* Start *

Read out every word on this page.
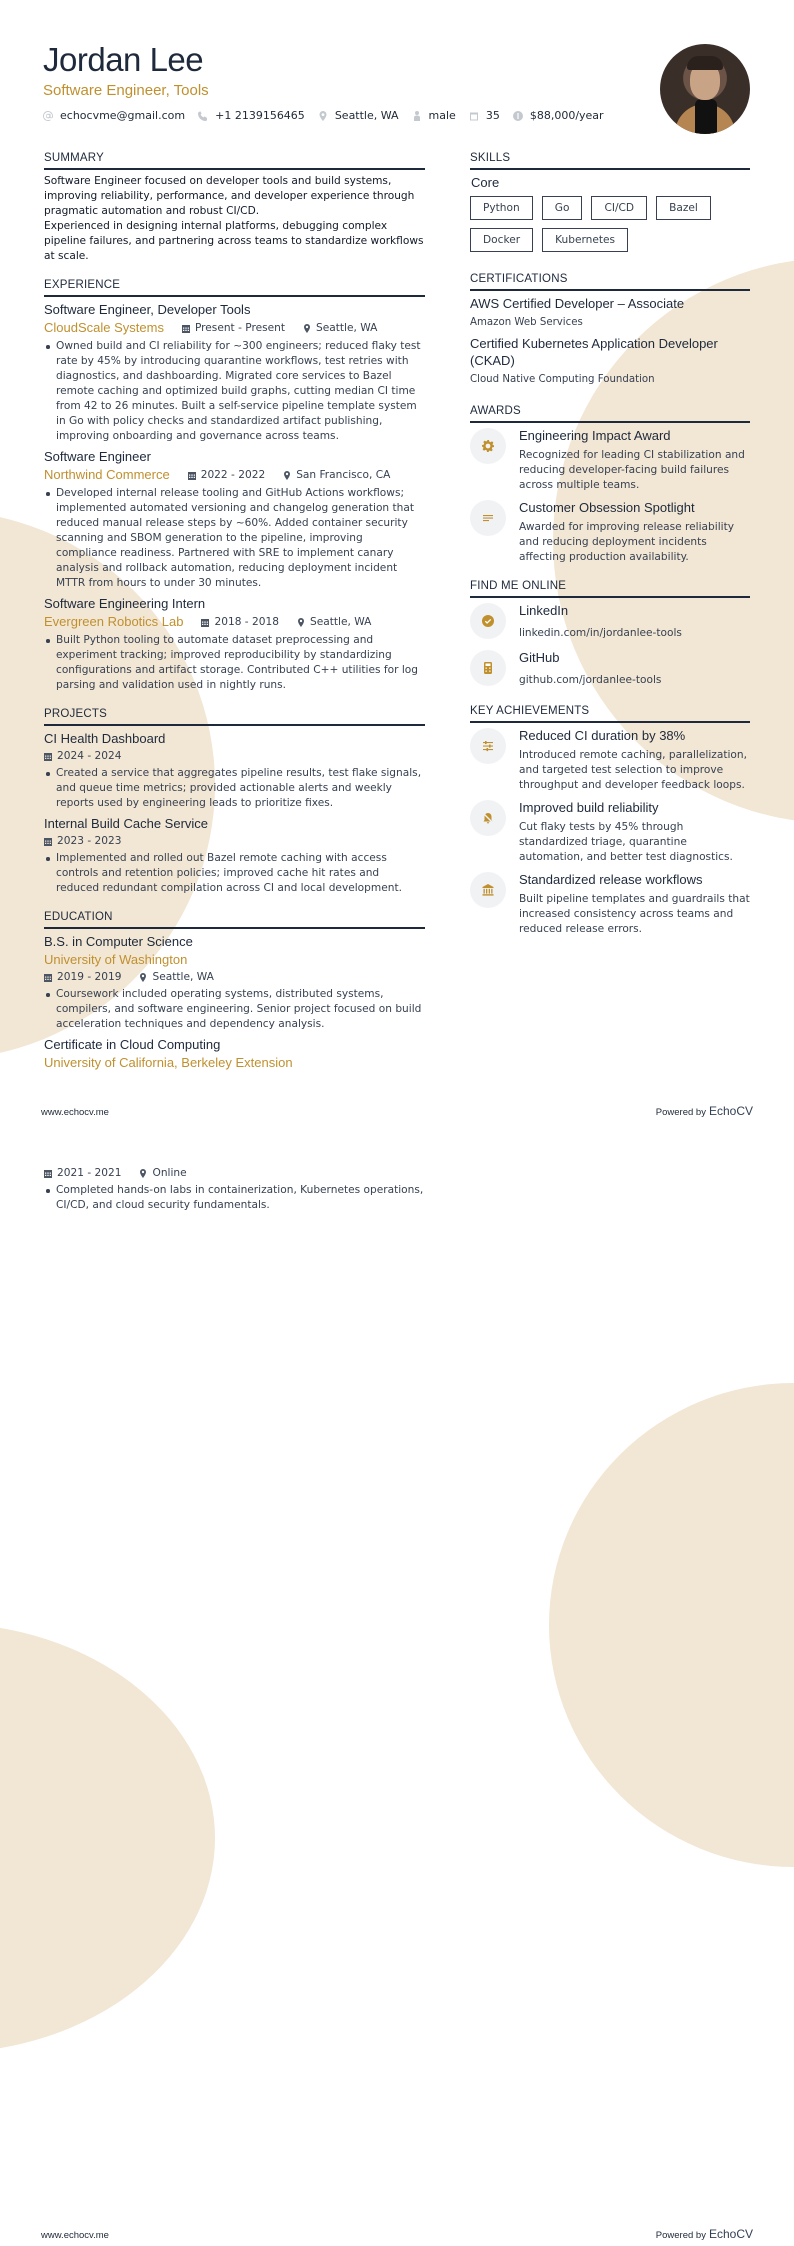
Jordan Lee
Software Engineer, Tools
echocvme@gmail.com	+1 2139156465	Seattle, WA	male	35	$88,000/year
SUMMARY

Software Engineer focused on developer tools and build systems, improving reliability, performance, and developer experience through pragmatic automation and robust CI/CD.

Experienced in designing internal platforms, debugging complex pipeline failures, and partnering across teams to standardize workflows at scale.

EXPERIENCE
Software Engineer, Developer Tools
CloudScale Systems	Present - Present	Seattle, WA
Owned build and CI reliability for ~300 engineers; reduced flaky test rate by 45% by introducing quarantine workflows, test retries with diagnostics, and dashboarding. Migrated core services to Bazel remote caching and optimized build graphs, cutting median CI time from 42 to 26 minutes. Built a self-service pipeline template system in Go with policy checks and standardized artifact publishing, improving onboarding and governance across teams.
Software Engineer
Northwind Commerce	2022 - 2022	San Francisco, CA
Developed internal release tooling and GitHub Actions workflows; implemented automated versioning and changelog generation that reduced manual release steps by ~60%. Added container security scanning and SBOM generation to the pipeline, improving compliance readiness. Partnered with SRE to implement canary analysis and rollback automation, reducing deployment incident MTTR from hours to under 30 minutes.
Software Engineering Intern
Evergreen Robotics Lab	2018 - 2018	Seattle, WA
Built Python tooling to automate dataset preprocessing and experiment tracking; improved reproducibility by standardizing configurations and artifact storage. Contributed C++ utilities for log parsing and validation used in nightly runs.
PROJECTS
CI Health Dashboard
2024 - 2024
Created a service that aggregates pipeline results, test flake signals, and queue time metrics; provided actionable alerts and weekly reports used by engineering leads to prioritize fixes.
Internal Build Cache Service
2023 - 2023
Implemented and rolled out Bazel remote caching with access controls and retention policies; improved cache hit rates and reduced redundant compilation across CI and local development.
EDUCATION
B.S. in Computer Science
University of Washington
2019 - 2019	Seattle, WA
Coursework included operating systems, distributed systems, compilers, and software engineering. Senior project focused on build acceleration techniques and dependency analysis.
Certificate in Cloud Computing
University of California, Berkeley Extension
SKILLS
Core
Python	Go	CI/CD	Bazel
Docker	Kubernetes
CERTIFICATIONS
AWS Certified Developer – Associate
Amazon Web Services
Certified Kubernetes Application Developer (CKAD)
Cloud Native Computing Foundation
AWARDS
Engineering Impact Award
Recognized for leading CI stabilization and reducing developer-facing build failures across multiple teams.
Customer Obsession Spotlight
Awarded for improving release reliability and reducing deployment incidents affecting production availability.
FIND ME ONLINE
LinkedIn
linkedin.com/in/jordanlee-tools
GitHub
github.com/jordanlee-tools
KEY ACHIEVEMENTS
Reduced CI duration by 38%
Introduced remote caching, parallelization, and targeted test selection to improve throughput and developer feedback loops.
Improved build reliability
Cut flaky tests by 45% through standardized triage, quarantine automation, and better test diagnostics.
Standardized release workflows
Built pipeline templates and guardrails that increased consistency across teams and reduced release errors.
www.echocv.me	Powered by EchoCV
2021 - 2021	Online
Completed hands-on labs in containerization, Kubernetes operations, CI/CD, and cloud security fundamentals.
www.echocv.me	Powered by EchoCV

* End *

EXERCISE PROMPT | In the listing, find each line with the string "focused" and copy it.

TASK OUTPUT |
Software Engineer focused on developer tools and build systems, improving reliability, performance, and developer experience through pragmatic automation and robust CI/CD.
Coursework included operating systems, distributed systems, compilers, and software engineering. Senior project focused on build acceleration techniques and dependency analysis.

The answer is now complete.